» **EXTRACT**:
In-memory datastores never involve a file artifact so whilst composite disassembly is never an issue, a delegate must at least provide the parameter handler to allow the user to configure such a datastore.

For derived components parameters are handled by the composite component prior to deriving the derived component.
The delegate `StorageClassDelegate.handleParameters()` method will only be called in this situation if no formatter is used (such as with an in-memory datastore).

Formatters
==========

Formatters are responsible for serializing a Python type to a storage system and for reconstructing the Python type from the serialized form.
A formatter has to implement at minimum a `Formatter.read()` method and a `Formatter.write()` method.
The ``write()`` method takes a Python object and serializes it somewhere and the ``read()`` method is optionally given a component name and returns the matching Python object.
Details of where the artifact may be located within the datastore are passed to the constructor by the datastore as a `FileDescriptor` instance.

» **STATED TASK 1**: According to the text on formatters and datastores, which two methods must a formatter implement at minimum?
» **STATED TASK 2**: Extend the text on formatters and datastores, picking up right after its final sentence.

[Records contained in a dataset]
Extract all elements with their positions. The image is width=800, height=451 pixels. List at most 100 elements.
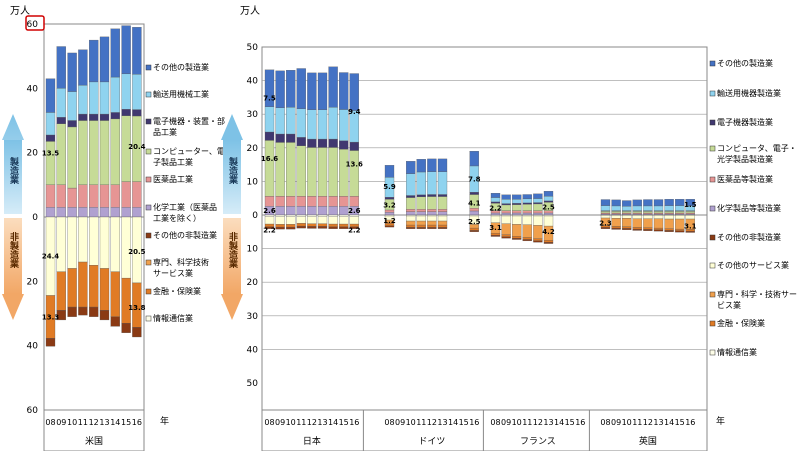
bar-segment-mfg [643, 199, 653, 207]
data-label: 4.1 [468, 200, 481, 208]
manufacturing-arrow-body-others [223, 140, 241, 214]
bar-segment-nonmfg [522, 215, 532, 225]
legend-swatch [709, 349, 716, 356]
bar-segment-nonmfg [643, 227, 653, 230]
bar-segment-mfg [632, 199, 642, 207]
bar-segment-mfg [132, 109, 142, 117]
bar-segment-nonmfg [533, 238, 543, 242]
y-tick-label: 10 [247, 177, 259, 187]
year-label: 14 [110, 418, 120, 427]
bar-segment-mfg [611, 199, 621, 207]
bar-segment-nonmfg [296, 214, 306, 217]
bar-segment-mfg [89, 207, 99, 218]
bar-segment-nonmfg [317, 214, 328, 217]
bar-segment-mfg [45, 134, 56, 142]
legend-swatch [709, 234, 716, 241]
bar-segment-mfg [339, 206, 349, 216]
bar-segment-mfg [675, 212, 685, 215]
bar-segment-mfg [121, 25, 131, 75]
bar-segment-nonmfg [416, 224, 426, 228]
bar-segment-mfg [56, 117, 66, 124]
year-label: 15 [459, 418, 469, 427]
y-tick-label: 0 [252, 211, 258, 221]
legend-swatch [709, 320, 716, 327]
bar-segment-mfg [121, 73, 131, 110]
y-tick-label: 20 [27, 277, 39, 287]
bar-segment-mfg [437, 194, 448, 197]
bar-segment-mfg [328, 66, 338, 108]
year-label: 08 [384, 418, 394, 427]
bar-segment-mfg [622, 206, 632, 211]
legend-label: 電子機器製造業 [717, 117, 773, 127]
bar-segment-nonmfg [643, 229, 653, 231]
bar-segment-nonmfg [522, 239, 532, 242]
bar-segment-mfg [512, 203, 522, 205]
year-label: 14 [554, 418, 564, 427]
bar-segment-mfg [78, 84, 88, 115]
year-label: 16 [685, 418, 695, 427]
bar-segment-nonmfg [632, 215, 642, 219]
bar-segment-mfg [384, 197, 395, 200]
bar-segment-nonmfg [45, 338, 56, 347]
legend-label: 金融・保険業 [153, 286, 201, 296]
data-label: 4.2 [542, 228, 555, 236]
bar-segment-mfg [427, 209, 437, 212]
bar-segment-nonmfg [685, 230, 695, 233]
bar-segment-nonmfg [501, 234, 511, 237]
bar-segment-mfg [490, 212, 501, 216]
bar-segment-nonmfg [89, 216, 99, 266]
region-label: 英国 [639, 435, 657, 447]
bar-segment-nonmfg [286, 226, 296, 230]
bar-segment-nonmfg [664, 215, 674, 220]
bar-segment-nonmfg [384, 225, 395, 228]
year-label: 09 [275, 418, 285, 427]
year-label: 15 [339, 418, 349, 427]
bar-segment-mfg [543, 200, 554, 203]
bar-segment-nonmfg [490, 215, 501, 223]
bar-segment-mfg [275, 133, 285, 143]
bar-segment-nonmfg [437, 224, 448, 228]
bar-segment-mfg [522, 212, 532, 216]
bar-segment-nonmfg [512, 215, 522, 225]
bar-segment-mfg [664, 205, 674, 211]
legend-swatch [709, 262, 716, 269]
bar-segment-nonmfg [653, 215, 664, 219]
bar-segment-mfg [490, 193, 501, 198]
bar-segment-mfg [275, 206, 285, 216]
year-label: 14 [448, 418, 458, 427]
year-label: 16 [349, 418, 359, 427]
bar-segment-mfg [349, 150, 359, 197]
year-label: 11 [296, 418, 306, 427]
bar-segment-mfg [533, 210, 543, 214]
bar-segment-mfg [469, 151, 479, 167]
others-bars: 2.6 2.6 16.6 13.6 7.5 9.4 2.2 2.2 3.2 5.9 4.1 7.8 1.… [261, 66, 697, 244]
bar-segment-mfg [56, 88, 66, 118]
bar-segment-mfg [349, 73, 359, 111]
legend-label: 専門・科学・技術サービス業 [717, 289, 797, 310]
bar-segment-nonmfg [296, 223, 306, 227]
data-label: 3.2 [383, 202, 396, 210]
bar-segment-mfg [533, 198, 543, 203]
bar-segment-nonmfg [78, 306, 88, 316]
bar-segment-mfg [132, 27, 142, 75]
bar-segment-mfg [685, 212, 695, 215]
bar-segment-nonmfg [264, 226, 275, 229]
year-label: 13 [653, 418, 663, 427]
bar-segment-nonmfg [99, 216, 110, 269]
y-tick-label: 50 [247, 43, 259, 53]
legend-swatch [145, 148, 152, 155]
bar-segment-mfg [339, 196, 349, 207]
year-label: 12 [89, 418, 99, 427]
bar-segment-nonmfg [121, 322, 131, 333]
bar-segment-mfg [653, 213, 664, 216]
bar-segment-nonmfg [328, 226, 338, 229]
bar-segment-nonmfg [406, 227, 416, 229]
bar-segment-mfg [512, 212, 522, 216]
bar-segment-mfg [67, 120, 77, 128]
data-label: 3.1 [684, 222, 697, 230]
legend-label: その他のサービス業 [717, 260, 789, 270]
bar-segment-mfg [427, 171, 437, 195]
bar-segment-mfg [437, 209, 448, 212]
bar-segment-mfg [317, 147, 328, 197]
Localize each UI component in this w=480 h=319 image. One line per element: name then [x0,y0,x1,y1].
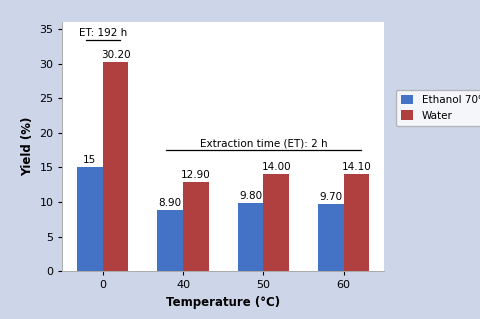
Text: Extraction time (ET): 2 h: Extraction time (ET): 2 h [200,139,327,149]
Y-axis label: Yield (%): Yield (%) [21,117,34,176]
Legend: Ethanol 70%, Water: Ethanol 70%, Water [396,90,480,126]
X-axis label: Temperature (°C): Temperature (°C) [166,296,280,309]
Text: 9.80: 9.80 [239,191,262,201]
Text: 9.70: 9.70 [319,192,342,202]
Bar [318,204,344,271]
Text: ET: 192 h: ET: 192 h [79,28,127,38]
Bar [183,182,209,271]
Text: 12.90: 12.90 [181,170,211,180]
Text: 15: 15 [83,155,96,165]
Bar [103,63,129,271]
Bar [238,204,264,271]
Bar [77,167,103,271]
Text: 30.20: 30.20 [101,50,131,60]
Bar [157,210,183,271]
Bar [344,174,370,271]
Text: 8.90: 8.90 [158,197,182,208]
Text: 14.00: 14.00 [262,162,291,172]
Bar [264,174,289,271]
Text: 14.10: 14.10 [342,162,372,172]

» **TASK OUTPUT 1**: `Formatter.read()` and `Formatter.write()`.

» **TASK OUTPUT 2**:
.. warning::

  The formatter system has only been used to write datasets to files or to bytes that would be written to a file.
  The interface may evolve as other types of datastore become available and make use of the formatter system.
  The interface is being reassessed on :jira:`DM-26658`.

When ingesting files from external sources formatters are associated with each incoming file but these formatters are only required to support a `Formatter.read()` method.
They must though declare all the file extensions that they can support.
This allows the datastore to ensure that the image being ingested has not obviously been associated with a formatter that does not recognize it.

In the current implementation that is focussed entirely on external files in datastores, the location of the serialized data is available to the formatter using the `Formatter.fileDescriptor` property.
This `FileDescriptor` property makes the file location available as a `Location` and also gives access to read parameters supplied by the caller and also defines the `StorageClass` of the dataset being written.
On read the the storage class used to read the file can be different from the storage class expected to be returned by `Datastore`.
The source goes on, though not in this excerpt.